_Directions for this task_
Copy every entry word for word, but skip the pictures.

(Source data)
## start

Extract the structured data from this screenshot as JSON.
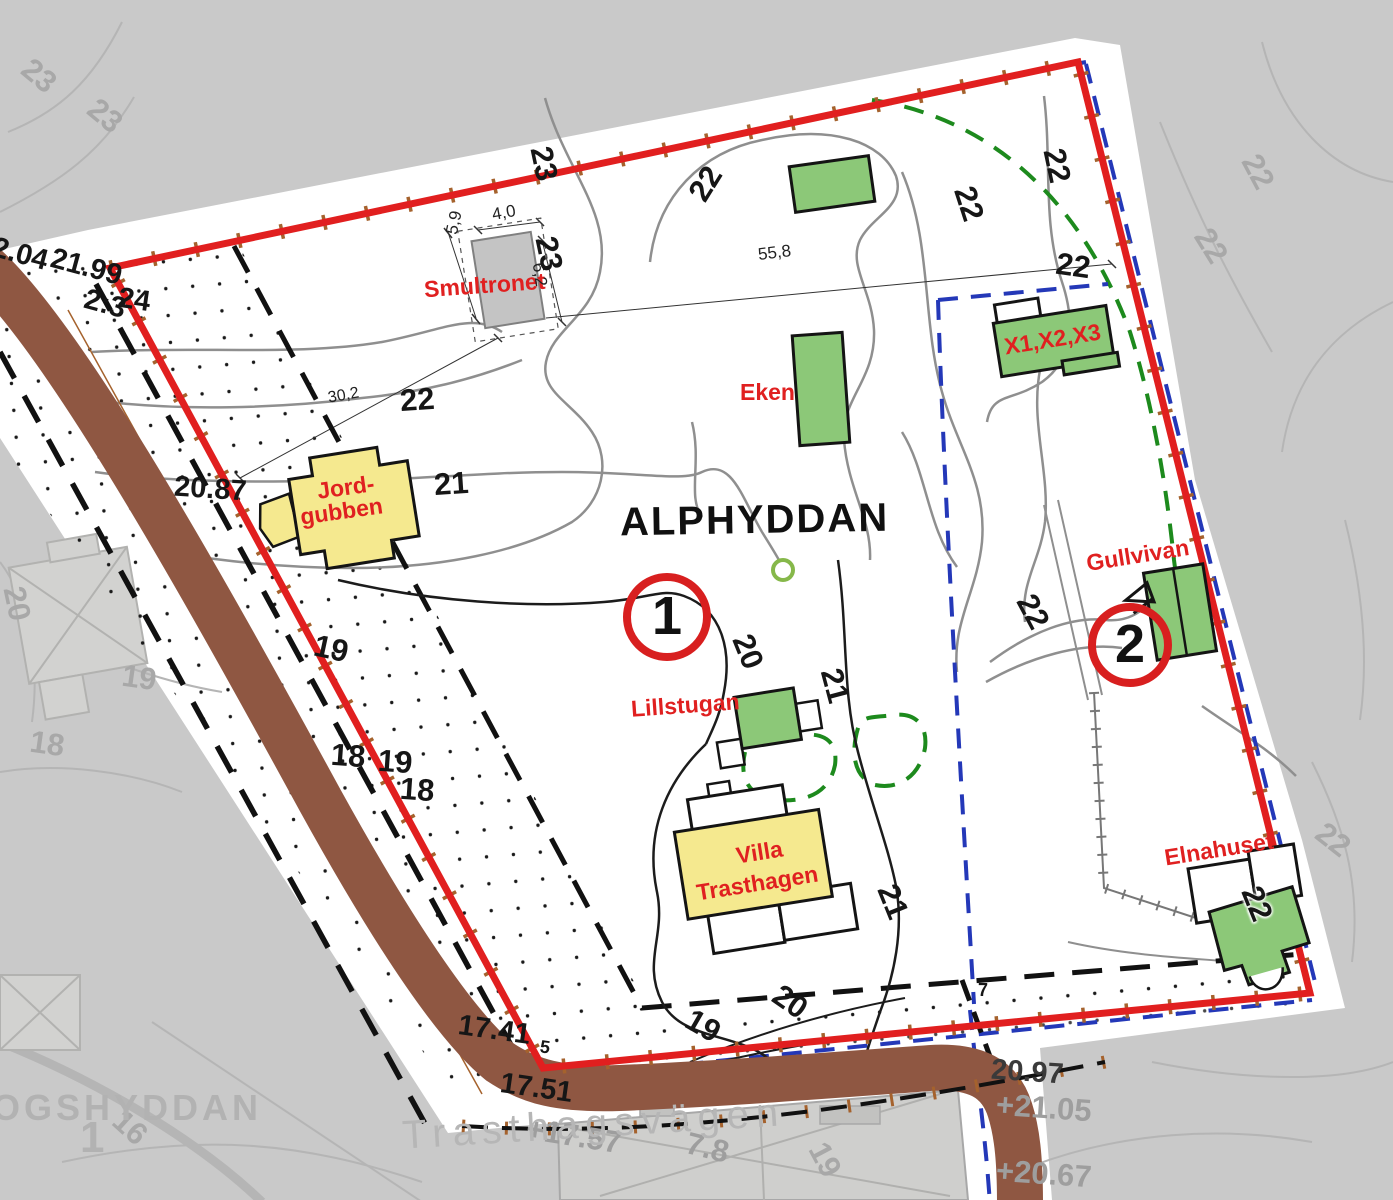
{
  "map": {
    "title": "ALPHYDDAN",
    "area_markers": [
      "1",
      "2"
    ],
    "buildings": {
      "smultronet": "Smultronet",
      "eken": "Eken",
      "x123": "X1,X2,X3",
      "jordgubben_line1": "Jord-",
      "jordgubben_line2": "gubben",
      "lillstugan": "Lillstugan",
      "villa_line1": "Villa",
      "villa_line2": "Trasthagen",
      "gullvivan": "Gullvivan",
      "elnahuset": "Elnahuset"
    },
    "dimensions": {
      "smultronet_left": "5,9",
      "smultronet_top": "4,0",
      "smultronet_right": "6,2",
      "line_left": "30,2",
      "line_right": "55,8"
    },
    "spot_heights_black": [
      "22.04",
      "21.99",
      "2:3",
      "24",
      "20.87",
      "17.41",
      "5",
      "17.51",
      "7",
      "20.97"
    ],
    "spot_heights_gray": [
      "+21.05",
      "+20.67",
      "+17.57",
      "7.8"
    ],
    "contour_labels_inside": [
      "23",
      "23",
      "22",
      "22",
      "22",
      "22",
      "22",
      "21",
      "20",
      "21",
      "22",
      "21",
      "20",
      "19",
      "19",
      "18",
      "19",
      "18",
      "22"
    ],
    "contour_labels_outside": [
      "23",
      "23",
      "22",
      "22",
      "22",
      "20",
      "19",
      "18",
      "16",
      "19"
    ],
    "context": {
      "neighbor_property": "OGSHYDDAN",
      "neighbor_number": "1",
      "road_name": "Trasthagsvägen"
    },
    "colors": {
      "boundary_red": "#e11f1f",
      "building_green": "#8cc878",
      "building_yellow": "#f5e98f",
      "existing_building_gray": "#c4c4c4",
      "road_brown": "#8f5742",
      "tick_brown": "#a5622d",
      "dashed_blue": "#2438b8",
      "dashed_green": "#1d8a1d",
      "label_red": "#e02020"
    }
  }
}
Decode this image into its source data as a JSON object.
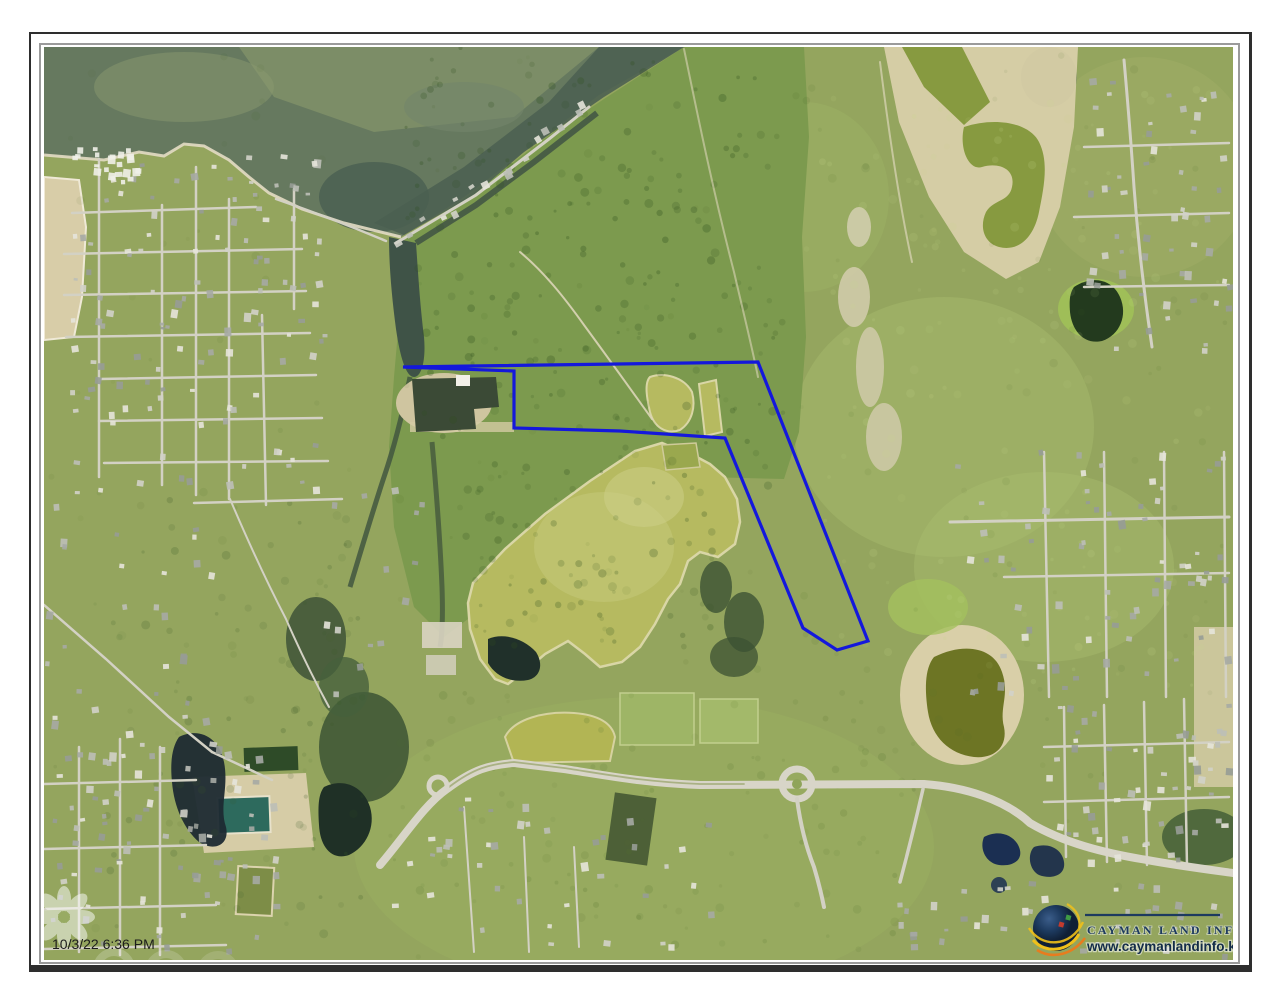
{
  "map_sheet": {
    "timestamp": "10/3/22 6:36 PM",
    "parcel_outline": {
      "color": "#1418dc",
      "points": "359,320 714,315 824,594 793,603 759,581 681,391 576,384 470,381 470,324"
    }
  },
  "branding": {
    "organization": "CAYMAN LAND INFO",
    "website": "www.caymanlandinfo.ky",
    "colors": {
      "navy": "#1d3a5f",
      "gold": "#f0c01a",
      "orange": "#e87c1e"
    }
  },
  "frame": {
    "outer_border": "#2e2e2e",
    "inner_border": "#9b9b9b",
    "background": "#ffffff"
  }
}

## end

_Reply to the exercise_
Extract the structured data from this screenshot as JSON.
{
  "map": {
    "title": "ALPHYDDAN",
    "area_markers": [
      "1",
      "2"
    ],
    "buildings": {
      "smultronet": "Smultronet",
      "eken": "Eken",
      "x123": "X1,X2,X3",
      "jordgubben_line1": "Jord-",
      "jordgubben_line2": "gubben",
      "lillstugan": "Lillstugan",
      "villa_line1": "Villa",
      "villa_line2": "Trasthagen",
      "gullvivan": "Gullvivan",
      "elnahuset": "Elnahuset"
    },
    "dimensions": {
      "smultronet_left": "5,9",
      "smultronet_top": "4,0",
      "smultronet_right": "6,2",
      "line_left": "30,2",
      "line_right": "55,8"
    },
    "spot_heights_black": [
      "22.04",
      "21.99",
      "2:3",
      "24",
      "20.87",
      "17.41",
      "5",
      "17.51",
      "7",
      "20.97"
    ],
    "spot_heights_gray": [
      "+21.05",
      "+20.67",
      "+17.57",
      "7.8"
    ],
    "contour_labels_inside": [
      "23",
      "23",
      "22",
      "22",
      "22",
      "22",
      "22",
      "21",
      "20",
      "21",
      "22",
      "21",
      "20",
      "19",
      "19",
      "18",
      "19",
      "18",
      "22"
    ],
    "contour_labels_outside": [
      "23",
      "23",
      "22",
      "22",
      "22",
      "20",
      "19",
      "18",
      "16",
      "19"
    ],
    "context": {
      "neighbor_property": "OGSHYDDAN",
      "neighbor_number": "1",
      "road_name": "Trasthagsvägen"
    },
    "colors": {
      "boundary_red": "#e11f1f",
      "building_green": "#8cc878",
      "building_yellow": "#f5e98f",
      "existing_building_gray": "#c4c4c4",
      "road_brown": "#8f5742",
      "tick_brown": "#a5622d",
      "dashed_blue": "#2438b8",
      "dashed_green": "#1d8a1d",
      "label_red": "#e02020"
    }
  }
}
Decode this image into its source data as a JSON object.
{
  "map_sheet": {
    "timestamp": "10/3/22 6:36 PM",
    "parcel_outline": {
      "color": "#1418dc",
      "points": "359,320 714,315 824,594 793,603 759,581 681,391 576,384 470,381 470,324"
    }
  },
  "branding": {
    "organization": "CAYMAN LAND INFO",
    "website": "www.caymanlandinfo.ky",
    "colors": {
      "navy": "#1d3a5f",
      "gold": "#f0c01a",
      "orange": "#e87c1e"
    }
  },
  "frame": {
    "outer_border": "#2e2e2e",
    "inner_border": "#9b9b9b",
    "background": "#ffffff"
  }
}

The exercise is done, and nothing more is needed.